■ ÉNONCÉ 1:
Indiquez combien de lignes du listing contiennent la chaîne « resize », en respectant la casse. Donnez uniquement ce nombre.

━━ TEXTE SÉLECTIONNÉ ━━

Partir à Cuba, c’est partir plein de rêves, le goût de l’évasion
insulaire et révolutionnaire dans la bouche, des couleurs sous les
paupières, surtout le bleu de la mer et du ciel tropical, avoir la
sensation du soleil sur la peau et le sentiment d’entrer dans un rythme
plus lent
Autant d’ingrédients qui nous font défaut dans nos capitales
européennes activistes qui ne parviennent même plus à voir venir le
printemps !
Alors que sous le soleil de Cuba, vous pouvez tendre l’oreille à
d’autres sons, préparer votre palais à la langouste et au rhum, humer
les odeurs de cigares en voyant défiler le long du Malecon de vieilles
américaines des 50’s tout en caressant le tissu léger de votre
guayabera…
Pourtant, au delà de ces vapeurs cubaines que reste-t-il de ces images entretenues comme d’incontournables symboles ?

━━━

■ ÉNONCÉ 2:
Rédigez la suite du texte sur Cuba présenté ci-dessus, en reprenant juste après sa dernière phrase.

━━ DONNÉES FOURNIES ━━

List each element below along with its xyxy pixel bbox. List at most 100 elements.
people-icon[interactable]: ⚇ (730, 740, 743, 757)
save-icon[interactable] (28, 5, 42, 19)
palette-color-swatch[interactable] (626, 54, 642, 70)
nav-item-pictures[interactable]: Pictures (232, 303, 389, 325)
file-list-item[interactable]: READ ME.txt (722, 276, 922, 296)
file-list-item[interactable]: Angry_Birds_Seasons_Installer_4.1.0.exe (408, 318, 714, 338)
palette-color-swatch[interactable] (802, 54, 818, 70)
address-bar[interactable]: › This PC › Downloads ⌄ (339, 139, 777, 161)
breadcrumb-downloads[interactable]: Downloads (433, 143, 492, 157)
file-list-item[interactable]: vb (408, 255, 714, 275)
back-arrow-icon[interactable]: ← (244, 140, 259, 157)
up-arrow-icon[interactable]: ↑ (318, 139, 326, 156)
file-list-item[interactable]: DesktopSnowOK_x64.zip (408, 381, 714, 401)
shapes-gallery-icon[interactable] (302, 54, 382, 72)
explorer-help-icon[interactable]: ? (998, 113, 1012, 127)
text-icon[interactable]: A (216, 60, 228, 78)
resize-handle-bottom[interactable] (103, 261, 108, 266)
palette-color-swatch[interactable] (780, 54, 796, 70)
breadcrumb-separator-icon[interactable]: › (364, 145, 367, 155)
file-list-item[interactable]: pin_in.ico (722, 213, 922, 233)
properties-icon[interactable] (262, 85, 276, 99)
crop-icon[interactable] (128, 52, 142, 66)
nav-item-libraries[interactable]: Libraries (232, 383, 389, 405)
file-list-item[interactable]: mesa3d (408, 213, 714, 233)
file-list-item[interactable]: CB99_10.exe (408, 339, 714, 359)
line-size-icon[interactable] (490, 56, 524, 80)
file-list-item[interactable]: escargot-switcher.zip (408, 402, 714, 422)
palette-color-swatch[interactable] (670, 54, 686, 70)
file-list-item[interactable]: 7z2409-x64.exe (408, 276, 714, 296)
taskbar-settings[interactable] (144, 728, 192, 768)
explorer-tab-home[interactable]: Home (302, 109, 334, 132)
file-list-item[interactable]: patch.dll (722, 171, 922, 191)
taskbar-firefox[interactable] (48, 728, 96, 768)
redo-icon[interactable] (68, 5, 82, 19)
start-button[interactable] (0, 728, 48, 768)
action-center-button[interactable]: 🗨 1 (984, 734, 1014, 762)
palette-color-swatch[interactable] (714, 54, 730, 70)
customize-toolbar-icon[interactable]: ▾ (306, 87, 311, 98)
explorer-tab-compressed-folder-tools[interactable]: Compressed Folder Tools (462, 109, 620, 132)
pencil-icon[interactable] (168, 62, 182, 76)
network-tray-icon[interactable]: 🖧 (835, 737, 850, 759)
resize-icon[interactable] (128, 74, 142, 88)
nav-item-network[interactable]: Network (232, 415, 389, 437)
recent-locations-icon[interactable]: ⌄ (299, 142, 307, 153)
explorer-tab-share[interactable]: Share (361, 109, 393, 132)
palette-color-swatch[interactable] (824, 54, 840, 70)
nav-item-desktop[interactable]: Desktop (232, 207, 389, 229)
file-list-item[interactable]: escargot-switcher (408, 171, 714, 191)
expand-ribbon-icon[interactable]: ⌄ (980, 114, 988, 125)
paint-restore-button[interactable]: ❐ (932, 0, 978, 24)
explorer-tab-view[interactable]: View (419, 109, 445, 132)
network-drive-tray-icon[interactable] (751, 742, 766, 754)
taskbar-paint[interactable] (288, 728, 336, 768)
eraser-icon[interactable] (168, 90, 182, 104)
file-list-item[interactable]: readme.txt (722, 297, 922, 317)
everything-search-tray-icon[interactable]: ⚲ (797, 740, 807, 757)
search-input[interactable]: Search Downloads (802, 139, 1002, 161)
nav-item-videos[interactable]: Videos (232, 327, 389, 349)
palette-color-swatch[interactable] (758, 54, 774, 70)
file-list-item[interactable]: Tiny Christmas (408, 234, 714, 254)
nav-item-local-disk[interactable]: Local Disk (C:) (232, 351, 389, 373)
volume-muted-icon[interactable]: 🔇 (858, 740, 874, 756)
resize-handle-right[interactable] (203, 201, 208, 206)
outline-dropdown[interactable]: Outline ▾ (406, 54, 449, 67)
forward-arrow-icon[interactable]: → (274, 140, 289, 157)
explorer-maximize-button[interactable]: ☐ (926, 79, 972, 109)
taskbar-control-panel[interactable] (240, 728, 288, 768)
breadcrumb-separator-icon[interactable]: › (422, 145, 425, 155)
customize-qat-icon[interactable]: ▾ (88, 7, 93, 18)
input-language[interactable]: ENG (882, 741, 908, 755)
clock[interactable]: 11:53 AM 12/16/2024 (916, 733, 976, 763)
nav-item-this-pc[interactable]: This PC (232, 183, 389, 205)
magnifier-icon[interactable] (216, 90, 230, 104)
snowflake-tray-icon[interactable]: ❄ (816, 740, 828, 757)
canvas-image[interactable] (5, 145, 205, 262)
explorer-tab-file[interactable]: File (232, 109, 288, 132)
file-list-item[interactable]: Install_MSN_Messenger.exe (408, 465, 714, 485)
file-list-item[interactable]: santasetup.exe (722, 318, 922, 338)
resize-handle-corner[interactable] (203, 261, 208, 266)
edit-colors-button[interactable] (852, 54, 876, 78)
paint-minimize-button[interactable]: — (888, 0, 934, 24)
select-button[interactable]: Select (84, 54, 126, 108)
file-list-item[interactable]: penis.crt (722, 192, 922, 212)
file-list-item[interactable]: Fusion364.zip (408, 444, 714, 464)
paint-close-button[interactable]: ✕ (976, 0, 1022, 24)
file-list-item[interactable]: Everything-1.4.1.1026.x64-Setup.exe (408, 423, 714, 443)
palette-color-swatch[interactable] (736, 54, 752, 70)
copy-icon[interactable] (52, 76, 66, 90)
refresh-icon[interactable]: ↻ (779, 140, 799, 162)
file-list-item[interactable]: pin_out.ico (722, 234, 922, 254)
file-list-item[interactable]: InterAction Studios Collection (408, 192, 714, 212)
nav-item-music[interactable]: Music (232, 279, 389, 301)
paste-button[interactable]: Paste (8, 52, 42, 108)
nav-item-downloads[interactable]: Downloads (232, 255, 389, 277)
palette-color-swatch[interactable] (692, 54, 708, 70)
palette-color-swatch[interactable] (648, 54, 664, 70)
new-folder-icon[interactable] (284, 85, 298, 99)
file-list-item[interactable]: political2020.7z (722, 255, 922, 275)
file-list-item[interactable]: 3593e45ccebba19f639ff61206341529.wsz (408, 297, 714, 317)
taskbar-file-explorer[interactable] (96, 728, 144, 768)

━━━

■ RÉPONSE FINALE 1:
4

■ RÉPONSE FINALE 2:
La Havane, la plus grande ville des Antilles,
lovée
dans son immense rade, à l’abri de l’océan Atlantique est peuplée de
plus de 2 millions d’habitants, sans compter l’agglomération. Baptisée
San Cristobal de La Havana lors de sa découverte, elle fut fondée en
1514, à 30 km de l’autre côté, sur la mer des Caraïbes. Reflet d’un
riche passé colonial, La Havane révèle son histoire nationale au fil des
accumulations architecturales mais se résume pour beaucoup autour des
4km2 du quartier de la “Vieja Habana”, appellé plus communément La
Havane qui semble être sa quintessence.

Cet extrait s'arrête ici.